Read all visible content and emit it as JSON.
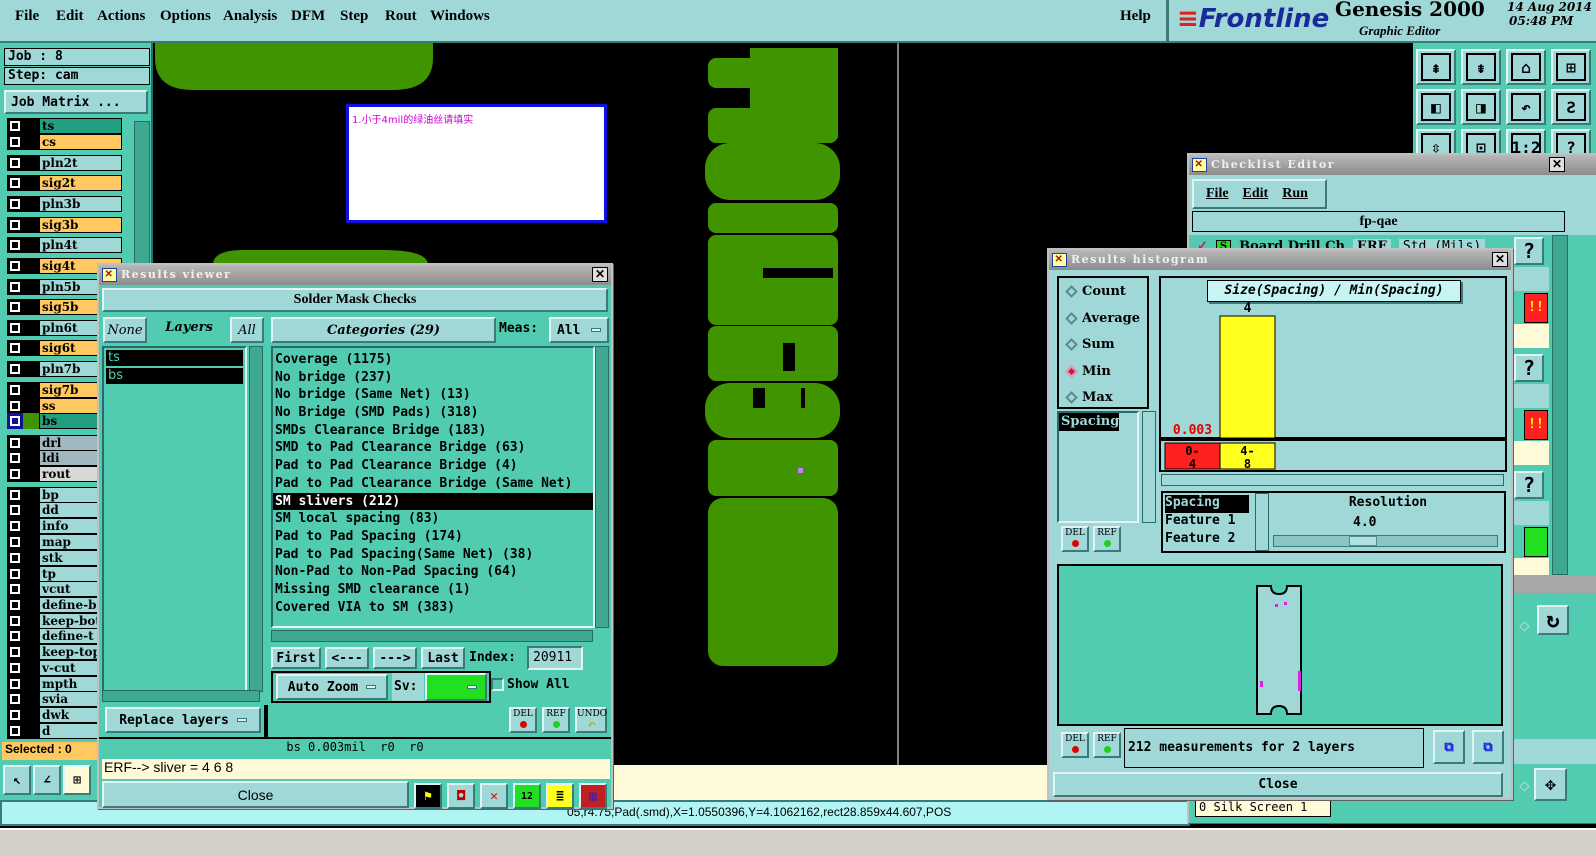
{
  "menu": {
    "items": [
      "File",
      "Edit",
      "Actions",
      "Options",
      "Analysis",
      "DFM",
      "Step",
      "Rout",
      "Windows"
    ],
    "help": "Help"
  },
  "header": {
    "brand": "Frontline",
    "product": "Genesis 2000",
    "subtitle": "Graphic Editor",
    "date": "14 Aug 2014",
    "time": "05:48 PM"
  },
  "left_panel": {
    "job": "Job : 8",
    "step": "Step: cam",
    "job_matrix": "Job Matrix ...",
    "selected": "Selected : 0",
    "layers": [
      {
        "name": "ts",
        "type": "mask"
      },
      {
        "name": "cs",
        "type": "signal"
      },
      {
        "name": "pln2t",
        "type": "plane"
      },
      {
        "name": "sig2t",
        "type": "signal"
      },
      {
        "name": "pln3b",
        "type": "plane"
      },
      {
        "name": "sig3b",
        "type": "signal"
      },
      {
        "name": "pln4t",
        "type": "plane"
      },
      {
        "name": "sig4t",
        "type": "signal"
      },
      {
        "name": "pln5b",
        "type": "plane"
      },
      {
        "name": "sig5b",
        "type": "signal"
      },
      {
        "name": "pln6t",
        "type": "plane"
      },
      {
        "name": "sig6t",
        "type": "signal"
      },
      {
        "name": "pln7b",
        "type": "plane"
      },
      {
        "name": "sig7b",
        "type": "signal"
      },
      {
        "name": "ss",
        "type": "signal"
      },
      {
        "name": "bs",
        "type": "mask",
        "active": true
      },
      {
        "name": "drl",
        "type": "drill"
      },
      {
        "name": "ldi",
        "type": "drill"
      },
      {
        "name": "rout",
        "type": "rout"
      },
      {
        "name": "bp",
        "type": "misc"
      },
      {
        "name": "dd",
        "type": "misc"
      },
      {
        "name": "info",
        "type": "misc"
      },
      {
        "name": "map",
        "type": "misc"
      },
      {
        "name": "stk",
        "type": "misc"
      },
      {
        "name": "tp",
        "type": "misc"
      },
      {
        "name": "vcut",
        "type": "misc"
      },
      {
        "name": "define-b",
        "type": "misc"
      },
      {
        "name": "keep-bot",
        "type": "misc"
      },
      {
        "name": "define-t",
        "type": "misc"
      },
      {
        "name": "keep-top",
        "type": "misc"
      },
      {
        "name": "v-cut",
        "type": "misc"
      },
      {
        "name": "mpth",
        "type": "misc"
      },
      {
        "name": "svia",
        "type": "misc"
      },
      {
        "name": "dwk",
        "type": "misc"
      },
      {
        "name": "d",
        "type": "misc"
      }
    ],
    "layer_colors": {
      "mask": "#20a080",
      "signal": "#ffc860",
      "plane": "#a0d8d8",
      "drill": "#a0b8c0",
      "rout": "#d8d8d8",
      "misc": "#a0d8d8"
    }
  },
  "canvas": {
    "note": "1.小于4mil的绿油丝请填实",
    "feature_color": "#3f9400",
    "note_color": "#d000d0"
  },
  "status_bar": {
    "text": "05,r4.75,Pad(.smd),X=1.0550396,Y=4.1062162,rect28.859x44.607,POS"
  },
  "results_viewer": {
    "title": "Results viewer",
    "check_set": "Solder Mask Checks",
    "none": "None",
    "layers_label": "Layers",
    "all": "All",
    "layers": [
      "ts",
      "bs"
    ],
    "categories_label": "Categories (29)",
    "meas_label": "Meas:",
    "meas_value": "All",
    "categories": [
      "Coverage (1175)",
      "No bridge (237)",
      "No bridge (Same Net) (13)",
      "No Bridge (SMD Pads) (318)",
      "SMDs Clearance Bridge (183)",
      "SMD to Pad Clearance Bridge (63)",
      "Pad to Pad Clearance Bridge (4)",
      "Pad to Pad Clearance Bridge (Same Net)",
      "SM slivers (212)",
      "SM local spacing (83)",
      "Pad to Pad Spacing (174)",
      "Pad to Pad Spacing(Same Net) (38)",
      "Non-Pad to Non-Pad Spacing (64)",
      "Missing SMD clearance (1)",
      "Covered VIA to SM (383)"
    ],
    "selected_category": "SM slivers (212)",
    "nav": {
      "first": "First",
      "prev": "<---",
      "next": "--->",
      "last": "Last",
      "index_label": "Index:",
      "index_value": "20911"
    },
    "auto_zoom": "Auto Zoom",
    "sv_label": "Sv:",
    "show_all": "Show All",
    "replace_layers": "Replace layers",
    "del": "DEL",
    "ref": "REF",
    "undo": "UNDO",
    "measure": "bs 0.003mil  r0  r0",
    "erf": "ERF--> sliver = 4 6 8",
    "close": "Close"
  },
  "histogram": {
    "title": "Results histogram",
    "modes": [
      "Count",
      "Average",
      "Sum",
      "Min",
      "Max"
    ],
    "selected_mode": "Min",
    "measure_list": [
      "Spacing"
    ],
    "sort_list": [
      "Spacing",
      "Feature 1",
      "Feature 2"
    ],
    "resolution_label": "Resolution",
    "resolution_value": "4.0",
    "summary": "212 measurements for 2 layers",
    "close": "Close",
    "del": "DEL",
    "ref": "REF"
  },
  "chart_data": {
    "type": "bar",
    "title": "Size(Spacing) / Min(Spacing)",
    "categories": [
      "0-\n4",
      "4-\n8"
    ],
    "category_labels": [
      "0-4",
      "4-8"
    ],
    "values": [
      0.003,
      4
    ],
    "value_labels": [
      "0.003",
      "4"
    ],
    "colors": [
      "#ff2020",
      "#ffff20"
    ]
  },
  "checklist_editor": {
    "title": "Checklist Editor",
    "menu": [
      "File",
      "Edit",
      "Run"
    ],
    "name": "fp-qae",
    "first_row": {
      "action": "Board Drill Ch",
      "erf": "ERF",
      "units": "Std (Mils)"
    },
    "help": "?",
    "alert": "!!",
    "bottom_row": "0 Silk Screen 1",
    "status_colors": [
      "#ff2020",
      "#ff2020",
      "#20e020"
    ]
  }
}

■ **PROBLEM DETAILS**: When you write out the material again, keep every word exact and omit the pictures.

■ **REPLY TO THE EXERCISE**:
Read all visible content and emit it as JSON.
{
  "menu": {
    "items": [
      "File",
      "Edit",
      "Actions",
      "Options",
      "Analysis",
      "DFM",
      "Step",
      "Rout",
      "Windows"
    ],
    "help": "Help"
  },
  "header": {
    "brand": "Frontline",
    "product": "Genesis 2000",
    "subtitle": "Graphic Editor",
    "date": "14 Aug 2014",
    "time": "05:48 PM"
  },
  "left_panel": {
    "job": "Job : 8",
    "step": "Step: cam",
    "job_matrix": "Job Matrix ...",
    "selected": "Selected : 0",
    "layers": [
      {
        "name": "ts",
        "type": "mask"
      },
      {
        "name": "cs",
        "type": "signal"
      },
      {
        "name": "pln2t",
        "type": "plane"
      },
      {
        "name": "sig2t",
        "type": "signal"
      },
      {
        "name": "pln3b",
        "type": "plane"
      },
      {
        "name": "sig3b",
        "type": "signal"
      },
      {
        "name": "pln4t",
        "type": "plane"
      },
      {
        "name": "sig4t",
        "type": "signal"
      },
      {
        "name": "pln5b",
        "type": "plane"
      },
      {
        "name": "sig5b",
        "type": "signal"
      },
      {
        "name": "pln6t",
        "type": "plane"
      },
      {
        "name": "sig6t",
        "type": "signal"
      },
      {
        "name": "pln7b",
        "type": "plane"
      },
      {
        "name": "sig7b",
        "type": "signal"
      },
      {
        "name": "ss",
        "type": "signal"
      },
      {
        "name": "bs",
        "type": "mask",
        "active": true
      },
      {
        "name": "drl",
        "type": "drill"
      },
      {
        "name": "ldi",
        "type": "drill"
      },
      {
        "name": "rout",
        "type": "rout"
      },
      {
        "name": "bp",
        "type": "misc"
      },
      {
        "name": "dd",
        "type": "misc"
      },
      {
        "name": "info",
        "type": "misc"
      },
      {
        "name": "map",
        "type": "misc"
      },
      {
        "name": "stk",
        "type": "misc"
      },
      {
        "name": "tp",
        "type": "misc"
      },
      {
        "name": "vcut",
        "type": "misc"
      },
      {
        "name": "define-b",
        "type": "misc"
      },
      {
        "name": "keep-bot",
        "type": "misc"
      },
      {
        "name": "define-t",
        "type": "misc"
      },
      {
        "name": "keep-top",
        "type": "misc"
      },
      {
        "name": "v-cut",
        "type": "misc"
      },
      {
        "name": "mpth",
        "type": "misc"
      },
      {
        "name": "svia",
        "type": "misc"
      },
      {
        "name": "dwk",
        "type": "misc"
      },
      {
        "name": "d",
        "type": "misc"
      }
    ],
    "layer_colors": {
      "mask": "#20a080",
      "signal": "#ffc860",
      "plane": "#a0d8d8",
      "drill": "#a0b8c0",
      "rout": "#d8d8d8",
      "misc": "#a0d8d8"
    }
  },
  "canvas": {
    "note": "1.小于4mil的绿油丝请填实",
    "feature_color": "#3f9400",
    "note_color": "#d000d0"
  },
  "status_bar": {
    "text": "05,r4.75,Pad(.smd),X=1.0550396,Y=4.1062162,rect28.859x44.607,POS"
  },
  "results_viewer": {
    "title": "Results viewer",
    "check_set": "Solder Mask Checks",
    "none": "None",
    "layers_label": "Layers",
    "all": "All",
    "layers": [
      "ts",
      "bs"
    ],
    "categories_label": "Categories (29)",
    "meas_label": "Meas:",
    "meas_value": "All",
    "categories": [
      "Coverage (1175)",
      "No bridge (237)",
      "No bridge (Same Net) (13)",
      "No Bridge (SMD Pads) (318)",
      "SMDs Clearance Bridge (183)",
      "SMD to Pad Clearance Bridge (63)",
      "Pad to Pad Clearance Bridge (4)",
      "Pad to Pad Clearance Bridge (Same Net)",
      "SM slivers (212)",
      "SM local spacing (83)",
      "Pad to Pad Spacing (174)",
      "Pad to Pad Spacing(Same Net) (38)",
      "Non-Pad to Non-Pad Spacing (64)",
      "Missing SMD clearance (1)",
      "Covered VIA to SM (383)"
    ],
    "selected_category": "SM slivers (212)",
    "nav": {
      "first": "First",
      "prev": "<---",
      "next": "--->",
      "last": "Last",
      "index_label": "Index:",
      "index_value": "20911"
    },
    "auto_zoom": "Auto Zoom",
    "sv_label": "Sv:",
    "show_all": "Show All",
    "replace_layers": "Replace layers",
    "del": "DEL",
    "ref": "REF",
    "undo": "UNDO",
    "measure": "bs 0.003mil  r0  r0",
    "erf": "ERF--> sliver = 4 6 8",
    "close": "Close"
  },
  "histogram": {
    "title": "Results histogram",
    "modes": [
      "Count",
      "Average",
      "Sum",
      "Min",
      "Max"
    ],
    "selected_mode": "Min",
    "measure_list": [
      "Spacing"
    ],
    "sort_list": [
      "Spacing",
      "Feature 1",
      "Feature 2"
    ],
    "resolution_label": "Resolution",
    "resolution_value": "4.0",
    "summary": "212 measurements for 2 layers",
    "close": "Close",
    "del": "DEL",
    "ref": "REF"
  },
  "chart_data": {
    "type": "bar",
    "title": "Size(Spacing) / Min(Spacing)",
    "categories": [
      "0-\n4",
      "4-\n8"
    ],
    "category_labels": [
      "0-4",
      "4-8"
    ],
    "values": [
      0.003,
      4
    ],
    "value_labels": [
      "0.003",
      "4"
    ],
    "colors": [
      "#ff2020",
      "#ffff20"
    ]
  },
  "checklist_editor": {
    "title": "Checklist Editor",
    "menu": [
      "File",
      "Edit",
      "Run"
    ],
    "name": "fp-qae",
    "first_row": {
      "action": "Board Drill Ch",
      "erf": "ERF",
      "units": "Std (Mils)"
    },
    "help": "?",
    "alert": "!!",
    "bottom_row": "0 Silk Screen 1",
    "status_colors": [
      "#ff2020",
      "#ff2020",
      "#20e020"
    ]
  }
}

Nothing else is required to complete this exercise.